### [Set task]
Provide the data again in its entirety, exactly as given.

### [Recorded information]

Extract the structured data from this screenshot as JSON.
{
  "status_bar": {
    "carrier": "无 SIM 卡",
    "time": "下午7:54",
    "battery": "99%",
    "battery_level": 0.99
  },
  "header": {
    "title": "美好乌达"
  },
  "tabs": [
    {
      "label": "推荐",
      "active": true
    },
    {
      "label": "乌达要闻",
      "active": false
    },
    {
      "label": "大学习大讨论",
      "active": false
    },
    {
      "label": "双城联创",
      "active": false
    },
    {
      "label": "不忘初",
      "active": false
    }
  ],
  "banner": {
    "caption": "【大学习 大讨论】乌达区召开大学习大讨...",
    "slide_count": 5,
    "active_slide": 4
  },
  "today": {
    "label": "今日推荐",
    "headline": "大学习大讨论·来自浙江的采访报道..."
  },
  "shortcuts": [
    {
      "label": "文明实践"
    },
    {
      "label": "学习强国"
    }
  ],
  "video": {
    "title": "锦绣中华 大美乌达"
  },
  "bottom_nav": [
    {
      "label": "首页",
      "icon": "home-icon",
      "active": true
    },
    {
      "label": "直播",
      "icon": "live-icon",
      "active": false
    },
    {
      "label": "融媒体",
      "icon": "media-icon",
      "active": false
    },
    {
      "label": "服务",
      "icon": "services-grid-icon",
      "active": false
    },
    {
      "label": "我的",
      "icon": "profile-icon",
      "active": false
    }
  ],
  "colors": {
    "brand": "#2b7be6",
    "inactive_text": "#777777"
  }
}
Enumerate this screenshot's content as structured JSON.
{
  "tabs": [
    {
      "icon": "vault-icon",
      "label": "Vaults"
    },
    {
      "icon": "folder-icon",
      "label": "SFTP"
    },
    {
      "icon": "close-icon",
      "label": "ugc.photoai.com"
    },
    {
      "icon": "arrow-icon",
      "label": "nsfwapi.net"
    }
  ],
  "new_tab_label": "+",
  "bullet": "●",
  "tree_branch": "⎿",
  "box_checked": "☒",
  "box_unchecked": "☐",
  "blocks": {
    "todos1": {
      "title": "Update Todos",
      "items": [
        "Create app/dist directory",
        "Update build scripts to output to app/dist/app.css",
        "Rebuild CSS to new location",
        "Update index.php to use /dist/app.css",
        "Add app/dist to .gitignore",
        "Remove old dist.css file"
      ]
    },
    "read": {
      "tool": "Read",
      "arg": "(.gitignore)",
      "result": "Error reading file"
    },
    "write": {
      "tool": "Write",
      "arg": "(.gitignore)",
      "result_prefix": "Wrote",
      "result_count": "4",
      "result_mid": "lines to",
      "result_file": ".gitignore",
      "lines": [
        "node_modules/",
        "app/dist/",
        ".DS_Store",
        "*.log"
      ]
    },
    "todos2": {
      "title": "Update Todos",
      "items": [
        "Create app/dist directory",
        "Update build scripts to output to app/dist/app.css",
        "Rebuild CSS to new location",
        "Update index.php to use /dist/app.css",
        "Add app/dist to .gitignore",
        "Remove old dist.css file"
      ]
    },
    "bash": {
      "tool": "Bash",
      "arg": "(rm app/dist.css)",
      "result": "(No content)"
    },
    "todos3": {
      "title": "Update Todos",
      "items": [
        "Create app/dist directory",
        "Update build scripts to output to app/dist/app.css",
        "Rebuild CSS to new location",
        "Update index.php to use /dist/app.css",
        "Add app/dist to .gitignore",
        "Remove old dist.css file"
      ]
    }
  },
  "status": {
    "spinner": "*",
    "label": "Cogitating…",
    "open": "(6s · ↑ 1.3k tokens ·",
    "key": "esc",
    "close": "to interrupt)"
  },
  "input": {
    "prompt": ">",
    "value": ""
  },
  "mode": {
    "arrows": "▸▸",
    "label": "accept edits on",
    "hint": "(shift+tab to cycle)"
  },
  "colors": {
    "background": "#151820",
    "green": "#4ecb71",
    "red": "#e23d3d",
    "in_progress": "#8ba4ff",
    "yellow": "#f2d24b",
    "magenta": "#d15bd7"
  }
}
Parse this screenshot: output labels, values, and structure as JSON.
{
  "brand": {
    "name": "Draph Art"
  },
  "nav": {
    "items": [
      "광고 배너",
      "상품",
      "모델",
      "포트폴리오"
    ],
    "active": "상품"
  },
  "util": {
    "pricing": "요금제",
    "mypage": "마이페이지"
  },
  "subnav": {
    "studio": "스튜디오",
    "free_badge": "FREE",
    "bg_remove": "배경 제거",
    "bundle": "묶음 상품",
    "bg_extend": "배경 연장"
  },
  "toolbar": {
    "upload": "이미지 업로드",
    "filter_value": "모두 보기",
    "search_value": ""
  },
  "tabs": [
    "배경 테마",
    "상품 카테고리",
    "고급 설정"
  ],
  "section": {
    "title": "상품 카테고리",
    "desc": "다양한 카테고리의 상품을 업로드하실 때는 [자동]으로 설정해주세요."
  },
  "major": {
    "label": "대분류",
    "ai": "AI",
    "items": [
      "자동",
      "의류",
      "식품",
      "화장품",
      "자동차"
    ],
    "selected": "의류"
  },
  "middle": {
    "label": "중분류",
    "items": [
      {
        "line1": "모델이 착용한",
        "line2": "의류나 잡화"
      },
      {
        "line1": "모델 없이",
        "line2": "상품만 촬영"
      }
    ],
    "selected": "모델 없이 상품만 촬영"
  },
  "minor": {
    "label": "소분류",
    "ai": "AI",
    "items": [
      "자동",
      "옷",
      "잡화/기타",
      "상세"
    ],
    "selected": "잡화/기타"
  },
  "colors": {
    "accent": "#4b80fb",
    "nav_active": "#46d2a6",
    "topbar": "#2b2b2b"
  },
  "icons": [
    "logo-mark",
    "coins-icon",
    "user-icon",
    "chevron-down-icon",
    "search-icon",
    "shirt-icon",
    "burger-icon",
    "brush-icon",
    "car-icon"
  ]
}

### [Output for this task]
Extract the structured data from this screenshot as JSON.
{
  "status_bar": {
    "carrier": "无 SIM 卡",
    "time": "下午7:54",
    "battery": "99%",
    "battery_level": 0.99
  },
  "header": {
    "title": "美好乌达"
  },
  "tabs": [
    {
      "label": "推荐",
      "active": true
    },
    {
      "label": "乌达要闻",
      "active": false
    },
    {
      "label": "大学习大讨论",
      "active": false
    },
    {
      "label": "双城联创",
      "active": false
    },
    {
      "label": "不忘初",
      "active": false
    }
  ],
  "banner": {
    "caption": "【大学习 大讨论】乌达区召开大学习大讨...",
    "slide_count": 5,
    "active_slide": 4
  },
  "today": {
    "label": "今日推荐",
    "headline": "大学习大讨论·来自浙江的采访报道..."
  },
  "shortcuts": [
    {
      "label": "文明实践"
    },
    {
      "label": "学习强国"
    }
  ],
  "video": {
    "title": "锦绣中华 大美乌达"
  },
  "bottom_nav": [
    {
      "label": "首页",
      "icon": "home-icon",
      "active": true
    },
    {
      "label": "直播",
      "icon": "live-icon",
      "active": false
    },
    {
      "label": "融媒体",
      "icon": "media-icon",
      "active": false
    },
    {
      "label": "服务",
      "icon": "services-grid-icon",
      "active": false
    },
    {
      "label": "我的",
      "icon": "profile-icon",
      "active": false
    }
  ],
  "colors": {
    "brand": "#2b7be6",
    "inactive_text": "#777777"
  }
}
Enumerate this screenshot's content as structured JSON.
{
  "tabs": [
    {
      "icon": "vault-icon",
      "label": "Vaults"
    },
    {
      "icon": "folder-icon",
      "label": "SFTP"
    },
    {
      "icon": "close-icon",
      "label": "ugc.photoai.com"
    },
    {
      "icon": "arrow-icon",
      "label": "nsfwapi.net"
    }
  ],
  "new_tab_label": "+",
  "bullet": "●",
  "tree_branch": "⎿",
  "box_checked": "☒",
  "box_unchecked": "☐",
  "blocks": {
    "todos1": {
      "title": "Update Todos",
      "items": [
        "Create app/dist directory",
        "Update build scripts to output to app/dist/app.css",
        "Rebuild CSS to new location",
        "Update index.php to use /dist/app.css",
        "Add app/dist to .gitignore",
        "Remove old dist.css file"
      ]
    },
    "read": {
      "tool": "Read",
      "arg": "(.gitignore)",
      "result": "Error reading file"
    },
    "write": {
      "tool": "Write",
      "arg": "(.gitignore)",
      "result_prefix": "Wrote",
      "result_count": "4",
      "result_mid": "lines to",
      "result_file": ".gitignore",
      "lines": [
        "node_modules/",
        "app/dist/",
        ".DS_Store",
        "*.log"
      ]
    },
    "todos2": {
      "title": "Update Todos",
      "items": [
        "Create app/dist directory",
        "Update build scripts to output to app/dist/app.css",
        "Rebuild CSS to new location",
        "Update index.php to use /dist/app.css",
        "Add app/dist to .gitignore",
        "Remove old dist.css file"
      ]
    },
    "bash": {
      "tool": "Bash",
      "arg": "(rm app/dist.css)",
      "result": "(No content)"
    },
    "todos3": {
      "title": "Update Todos",
      "items": [
        "Create app/dist directory",
        "Update build scripts to output to app/dist/app.css",
        "Rebuild CSS to new location",
        "Update index.php to use /dist/app.css",
        "Add app/dist to .gitignore",
        "Remove old dist.css file"
      ]
    }
  },
  "status": {
    "spinner": "*",
    "label": "Cogitating…",
    "open": "(6s · ↑ 1.3k tokens ·",
    "key": "esc",
    "close": "to interrupt)"
  },
  "input": {
    "prompt": ">",
    "value": ""
  },
  "mode": {
    "arrows": "▸▸",
    "label": "accept edits on",
    "hint": "(shift+tab to cycle)"
  },
  "colors": {
    "background": "#151820",
    "green": "#4ecb71",
    "red": "#e23d3d",
    "in_progress": "#8ba4ff",
    "yellow": "#f2d24b",
    "magenta": "#d15bd7"
  }
}
Parse this screenshot: output labels, values, and structure as JSON.
{
  "brand": {
    "name": "Draph Art"
  },
  "nav": {
    "items": [
      "광고 배너",
      "상품",
      "모델",
      "포트폴리오"
    ],
    "active": "상품"
  },
  "util": {
    "pricing": "요금제",
    "mypage": "마이페이지"
  },
  "subnav": {
    "studio": "스튜디오",
    "free_badge": "FREE",
    "bg_remove": "배경 제거",
    "bundle": "묶음 상품",
    "bg_extend": "배경 연장"
  },
  "toolbar": {
    "upload": "이미지 업로드",
    "filter_value": "모두 보기",
    "search_value": ""
  },
  "tabs": [
    "배경 테마",
    "상품 카테고리",
    "고급 설정"
  ],
  "section": {
    "title": "상품 카테고리",
    "desc": "다양한 카테고리의 상품을 업로드하실 때는 [자동]으로 설정해주세요."
  },
  "major": {
    "label": "대분류",
    "ai": "AI",
    "items": [
      "자동",
      "의류",
      "식품",
      "화장품",
      "자동차"
    ],
    "selected": "의류"
  },
  "middle": {
    "label": "중분류",
    "items": [
      {
        "line1": "모델이 착용한",
        "line2": "의류나 잡화"
      },
      {
        "line1": "모델 없이",
        "line2": "상품만 촬영"
      }
    ],
    "selected": "모델 없이 상품만 촬영"
  },
  "minor": {
    "label": "소분류",
    "ai": "AI",
    "items": [
      "자동",
      "옷",
      "잡화/기타",
      "상세"
    ],
    "selected": "잡화/기타"
  },
  "colors": {
    "accent": "#4b80fb",
    "nav_active": "#46d2a6",
    "topbar": "#2b2b2b"
  },
  "icons": [
    "logo-mark",
    "coins-icon",
    "user-icon",
    "chevron-down-icon",
    "search-icon",
    "shirt-icon",
    "burger-icon",
    "brush-icon",
    "car-icon"
  ]
}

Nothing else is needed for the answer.